**EXERCISE DIRECTIONS:** Every line of the records must be repeated exactly; pictures stay out.

----

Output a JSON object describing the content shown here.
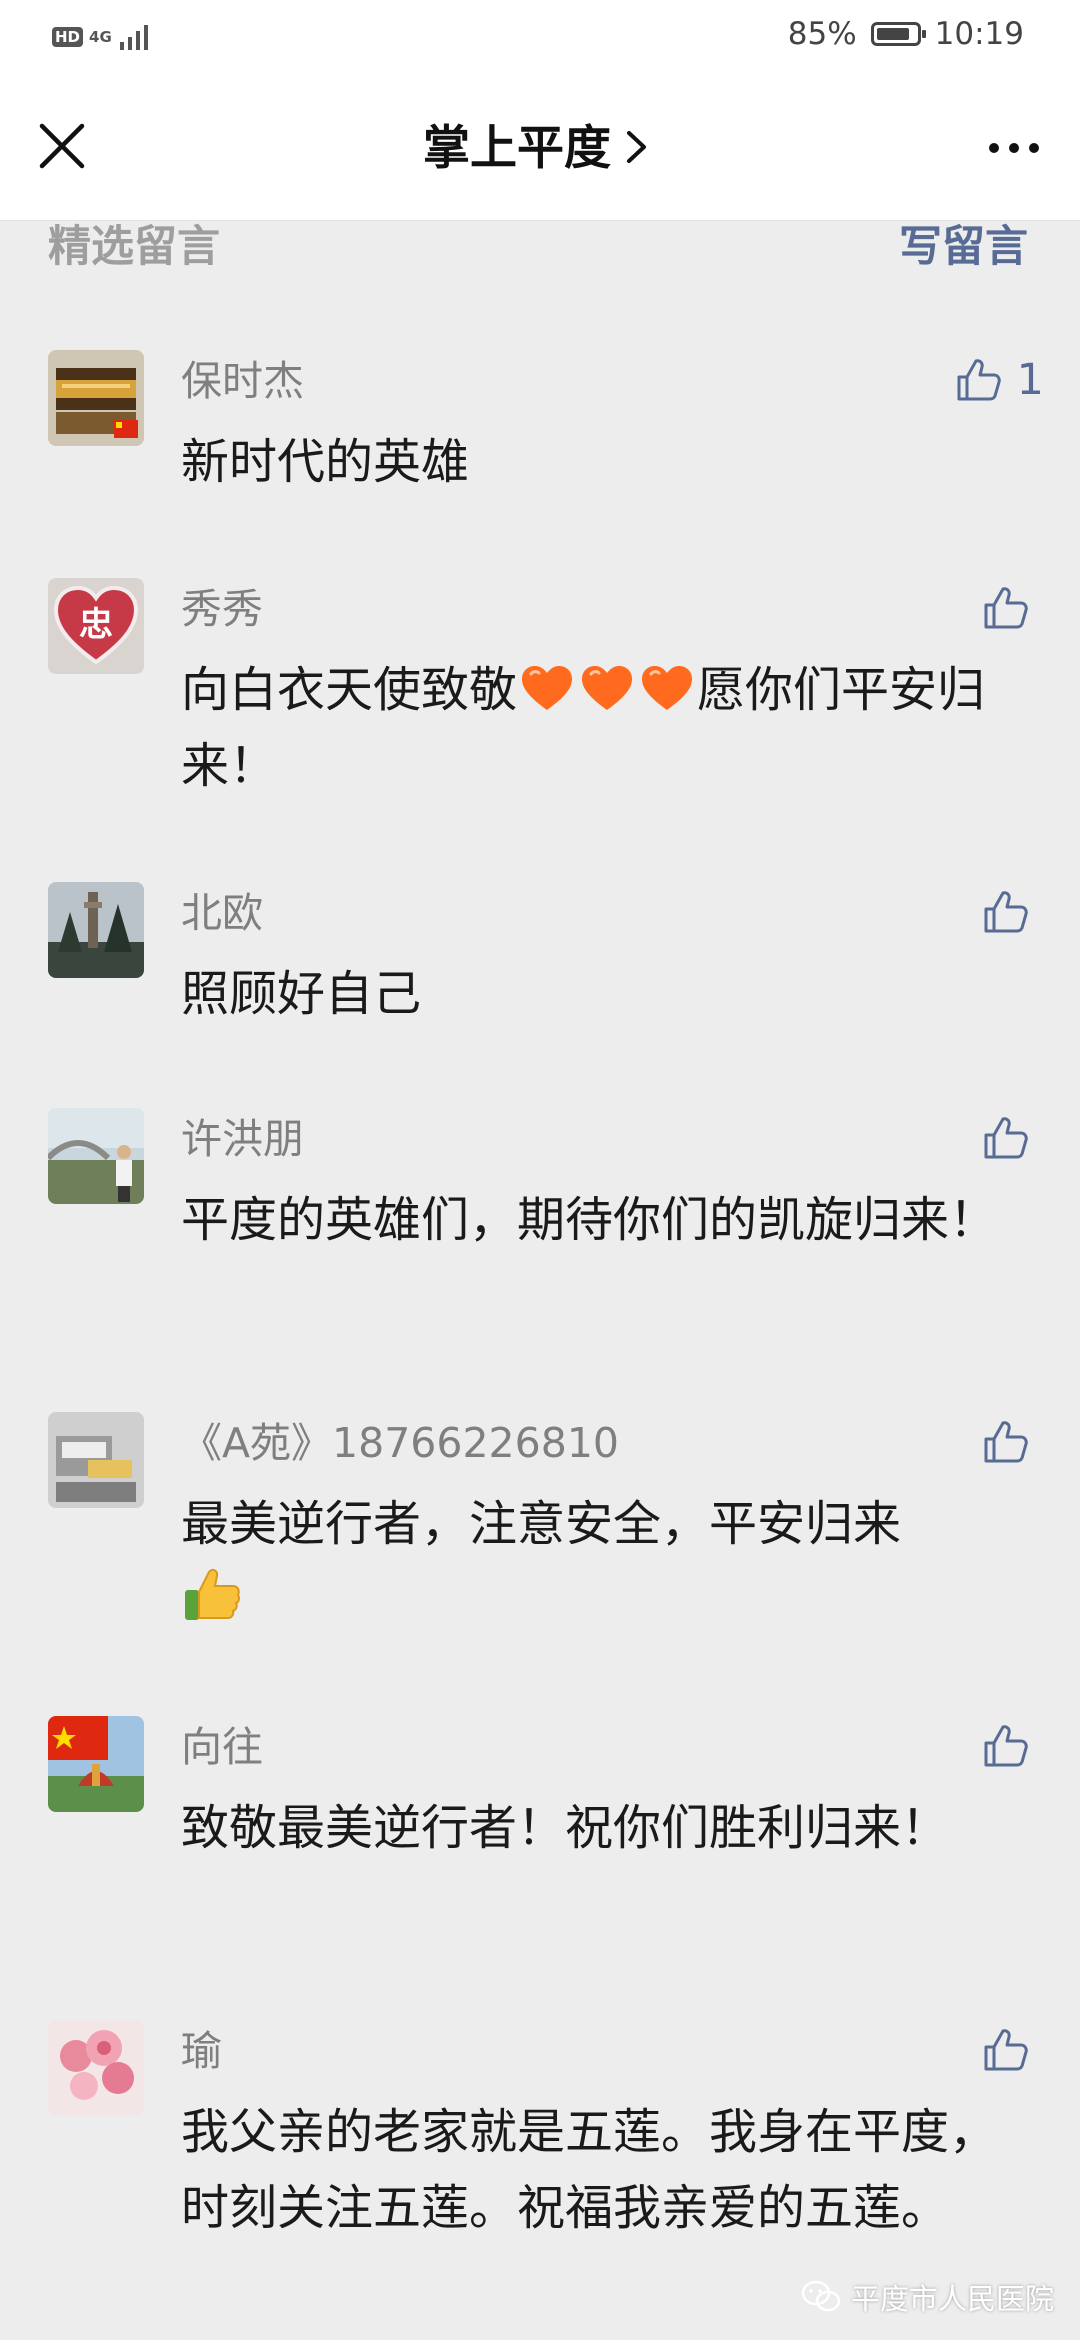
{
  "status_bar": {
    "hd": "HD",
    "network": "4G",
    "battery": "85%",
    "battery_level": 0.85,
    "time": "10:19"
  },
  "nav": {
    "title": "掌上平度"
  },
  "section": {
    "title": "精选留言",
    "write": "写留言"
  },
  "comments": [
    {
      "name": "保时杰",
      "segments": [
        "新时代的英雄"
      ],
      "likes": "1"
    },
    {
      "name": "秀秀",
      "segments": [
        "向白衣天使致敬",
        "愿你们平安归来！"
      ],
      "emoji": "heart",
      "emoji_count": 3,
      "likes": ""
    },
    {
      "name": "北欧",
      "segments": [
        "照顾好自己"
      ],
      "likes": ""
    },
    {
      "name": "许洪朋",
      "segments": [
        "平度的英雄们，期待你们的凯旋归来！"
      ],
      "likes": ""
    },
    {
      "name": "《A苑》18766226810",
      "segments": [
        "最美逆行者，注意安全，平安归来"
      ],
      "emoji": "thumbs-up",
      "likes": ""
    },
    {
      "name": "向往",
      "segments": [
        "致敬最美逆行者！祝你们胜利归来！"
      ],
      "likes": ""
    },
    {
      "name": "瑜",
      "segments": [
        "我父亲的老家就是五莲。我身在平度，时刻关注五莲。祝福我亲爱的五莲。"
      ],
      "likes": ""
    }
  ],
  "avatar_labels": {
    "xiuxiu": "忠"
  },
  "watermark": "平度市人民医院",
  "colors": {
    "link": "#576b95",
    "background": "#ededed",
    "heart": "#ff6a1f"
  }
}
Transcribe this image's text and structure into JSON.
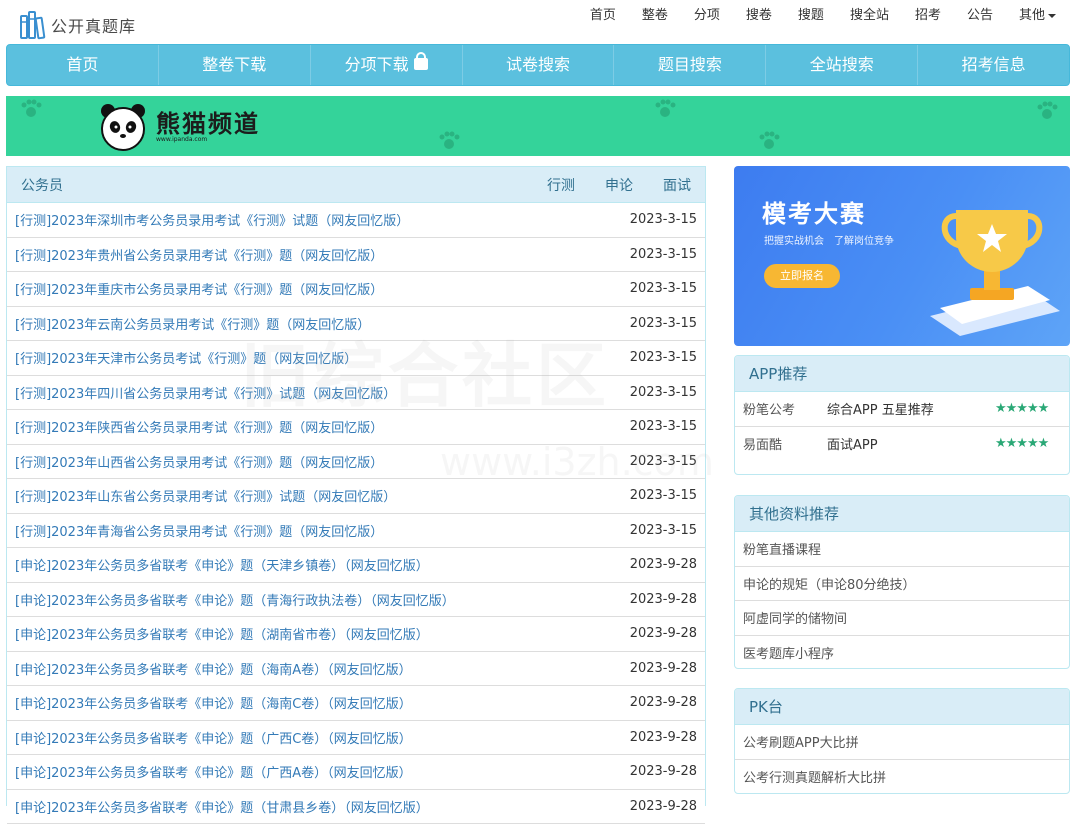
{
  "site": {
    "logo_text": "公开真题库"
  },
  "topnav": [
    "首页",
    "整卷",
    "分项",
    "搜卷",
    "搜题",
    "搜全站",
    "招考",
    "公告",
    "其他"
  ],
  "mainnav": [
    "首页",
    "整卷下载",
    "分项下载",
    "试卷搜索",
    "题目搜索",
    "全站搜索",
    "招考信息"
  ],
  "banner": {
    "title": "熊猫频道",
    "url": "www.ipanda.com",
    "bg_color": "#34d39a"
  },
  "list_panel": {
    "title": "公务员",
    "tabs": [
      "行测",
      "申论",
      "面试"
    ],
    "rows": [
      {
        "title": "[行测]2023年深圳市考公务员录用考试《行测》试题（网友回忆版）",
        "date": "2023-3-15"
      },
      {
        "title": "[行测]2023年贵州省公务员录用考试《行测》题（网友回忆版）",
        "date": "2023-3-15"
      },
      {
        "title": "[行测]2023年重庆市公务员录用考试《行测》题（网友回忆版）",
        "date": "2023-3-15"
      },
      {
        "title": "[行测]2023年云南公务员录用考试《行测》题（网友回忆版）",
        "date": "2023-3-15"
      },
      {
        "title": "[行测]2023年天津市公务员考试《行测》题（网友回忆版）",
        "date": "2023-3-15"
      },
      {
        "title": "[行测]2023年四川省公务员录用考试《行测》试题（网友回忆版）",
        "date": "2023-3-15"
      },
      {
        "title": "[行测]2023年陕西省公务员录用考试《行测》题（网友回忆版）",
        "date": "2023-3-15"
      },
      {
        "title": "[行测]2023年山西省公务员录用考试《行测》题（网友回忆版）",
        "date": "2023-3-15"
      },
      {
        "title": "[行测]2023年山东省公务员录用考试《行测》试题（网友回忆版）",
        "date": "2023-3-15"
      },
      {
        "title": "[行测]2023年青海省公务员录用考试《行测》题（网友回忆版）",
        "date": "2023-3-15"
      },
      {
        "title": "[申论]2023年公务员多省联考《申论》题（天津乡镇卷）（网友回忆版）",
        "date": "2023-9-28"
      },
      {
        "title": "[申论]2023年公务员多省联考《申论》题（青海行政执法卷）（网友回忆版）",
        "date": "2023-9-28"
      },
      {
        "title": "[申论]2023年公务员多省联考《申论》题（湖南省市卷）（网友回忆版）",
        "date": "2023-9-28"
      },
      {
        "title": "[申论]2023年公务员多省联考《申论》题（海南A卷）（网友回忆版）",
        "date": "2023-9-28"
      },
      {
        "title": "[申论]2023年公务员多省联考《申论》题（海南C卷）（网友回忆版）",
        "date": "2023-9-28"
      },
      {
        "title": "[申论]2023年公务员多省联考《申论》题（广西C卷）（网友回忆版）",
        "date": "2023-9-28"
      },
      {
        "title": "[申论]2023年公务员多省联考《申论》题（广西A卷）（网友回忆版）",
        "date": "2023-9-28"
      },
      {
        "title": "[申论]2023年公务员多省联考《申论》题（甘肃县乡卷）（网友回忆版）",
        "date": "2023-9-28"
      }
    ]
  },
  "promo": {
    "title": "模考大赛",
    "subtitle": "把握实战机会　了解岗位竞争",
    "button": "立即报名"
  },
  "app_panel": {
    "title": "APP推荐",
    "items": [
      {
        "name": "粉笔公考",
        "desc": "综合APP 五星推荐",
        "stars": "★★★★★"
      },
      {
        "name": "易面酷",
        "desc": "面试APP",
        "stars": "★★★★★"
      }
    ]
  },
  "other_panel": {
    "title": "其他资料推荐",
    "items": [
      "粉笔直播课程",
      "申论的规矩（申论80分绝技）",
      "阿虚同学的储物间",
      "医考题库小程序"
    ]
  },
  "pk_panel": {
    "title": "PK台",
    "items": [
      "公考刷题APP大比拼",
      "公考行测真题解析大比拼"
    ]
  },
  "watermark": {
    "main": "旧综合社区",
    "url": "www.i3zh.com"
  }
}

----

**THE OUTPUT:**
Output a JSON object describing the content shown here.
{
  "status_bar": {
    "hd": "HD",
    "network": "4G",
    "battery": "85%",
    "battery_level": 0.85,
    "time": "10:19"
  },
  "nav": {
    "title": "掌上平度"
  },
  "section": {
    "title": "精选留言",
    "write": "写留言"
  },
  "comments": [
    {
      "name": "保时杰",
      "segments": [
        "新时代的英雄"
      ],
      "likes": "1"
    },
    {
      "name": "秀秀",
      "segments": [
        "向白衣天使致敬",
        "愿你们平安归来！"
      ],
      "emoji": "heart",
      "emoji_count": 3,
      "likes": ""
    },
    {
      "name": "北欧",
      "segments": [
        "照顾好自己"
      ],
      "likes": ""
    },
    {
      "name": "许洪朋",
      "segments": [
        "平度的英雄们，期待你们的凯旋归来！"
      ],
      "likes": ""
    },
    {
      "name": "《A苑》18766226810",
      "segments": [
        "最美逆行者，注意安全，平安归来"
      ],
      "emoji": "thumbs-up",
      "likes": ""
    },
    {
      "name": "向往",
      "segments": [
        "致敬最美逆行者！祝你们胜利归来！"
      ],
      "likes": ""
    },
    {
      "name": "瑜",
      "segments": [
        "我父亲的老家就是五莲。我身在平度，时刻关注五莲。祝福我亲爱的五莲。"
      ],
      "likes": ""
    }
  ],
  "avatar_labels": {
    "xiuxiu": "忠"
  },
  "watermark": "平度市人民医院",
  "colors": {
    "link": "#576b95",
    "background": "#ededed",
    "heart": "#ff6a1f"
  }
}
Transcribe this image's text and structure into JSON.
{
  "site": {
    "logo_text": "公开真题库"
  },
  "topnav": [
    "首页",
    "整卷",
    "分项",
    "搜卷",
    "搜题",
    "搜全站",
    "招考",
    "公告",
    "其他"
  ],
  "mainnav": [
    "首页",
    "整卷下载",
    "分项下载",
    "试卷搜索",
    "题目搜索",
    "全站搜索",
    "招考信息"
  ],
  "banner": {
    "title": "熊猫频道",
    "url": "www.ipanda.com",
    "bg_color": "#34d39a"
  },
  "list_panel": {
    "title": "公务员",
    "tabs": [
      "行测",
      "申论",
      "面试"
    ],
    "rows": [
      {
        "title": "[行测]2023年深圳市考公务员录用考试《行测》试题（网友回忆版）",
        "date": "2023-3-15"
      },
      {
        "title": "[行测]2023年贵州省公务员录用考试《行测》题（网友回忆版）",
        "date": "2023-3-15"
      },
      {
        "title": "[行测]2023年重庆市公务员录用考试《行测》题（网友回忆版）",
        "date": "2023-3-15"
      },
      {
        "title": "[行测]2023年云南公务员录用考试《行测》题（网友回忆版）",
        "date": "2023-3-15"
      },
      {
        "title": "[行测]2023年天津市公务员考试《行测》题（网友回忆版）",
        "date": "2023-3-15"
      },
      {
        "title": "[行测]2023年四川省公务员录用考试《行测》试题（网友回忆版）",
        "date": "2023-3-15"
      },
      {
        "title": "[行测]2023年陕西省公务员录用考试《行测》题（网友回忆版）",
        "date": "2023-3-15"
      },
      {
        "title": "[行测]2023年山西省公务员录用考试《行测》题（网友回忆版）",
        "date": "2023-3-15"
      },
      {
        "title": "[行测]2023年山东省公务员录用考试《行测》试题（网友回忆版）",
        "date": "2023-3-15"
      },
      {
        "title": "[行测]2023年青海省公务员录用考试《行测》题（网友回忆版）",
        "date": "2023-3-15"
      },
      {
        "title": "[申论]2023年公务员多省联考《申论》题（天津乡镇卷）（网友回忆版）",
        "date": "2023-9-28"
      },
      {
        "title": "[申论]2023年公务员多省联考《申论》题（青海行政执法卷）（网友回忆版）",
        "date": "2023-9-28"
      },
      {
        "title": "[申论]2023年公务员多省联考《申论》题（湖南省市卷）（网友回忆版）",
        "date": "2023-9-28"
      },
      {
        "title": "[申论]2023年公务员多省联考《申论》题（海南A卷）（网友回忆版）",
        "date": "2023-9-28"
      },
      {
        "title": "[申论]2023年公务员多省联考《申论》题（海南C卷）（网友回忆版）",
        "date": "2023-9-28"
      },
      {
        "title": "[申论]2023年公务员多省联考《申论》题（广西C卷）（网友回忆版）",
        "date": "2023-9-28"
      },
      {
        "title": "[申论]2023年公务员多省联考《申论》题（广西A卷）（网友回忆版）",
        "date": "2023-9-28"
      },
      {
        "title": "[申论]2023年公务员多省联考《申论》题（甘肃县乡卷）（网友回忆版）",
        "date": "2023-9-28"
      }
    ]
  },
  "promo": {
    "title": "模考大赛",
    "subtitle": "把握实战机会　了解岗位竞争",
    "button": "立即报名"
  },
  "app_panel": {
    "title": "APP推荐",
    "items": [
      {
        "name": "粉笔公考",
        "desc": "综合APP 五星推荐",
        "stars": "★★★★★"
      },
      {
        "name": "易面酷",
        "desc": "面试APP",
        "stars": "★★★★★"
      }
    ]
  },
  "other_panel": {
    "title": "其他资料推荐",
    "items": [
      "粉笔直播课程",
      "申论的规矩（申论80分绝技）",
      "阿虚同学的储物间",
      "医考题库小程序"
    ]
  },
  "pk_panel": {
    "title": "PK台",
    "items": [
      "公考刷题APP大比拼",
      "公考行测真题解析大比拼"
    ]
  },
  "watermark": {
    "main": "旧综合社区",
    "url": "www.i3zh.com"
  }
}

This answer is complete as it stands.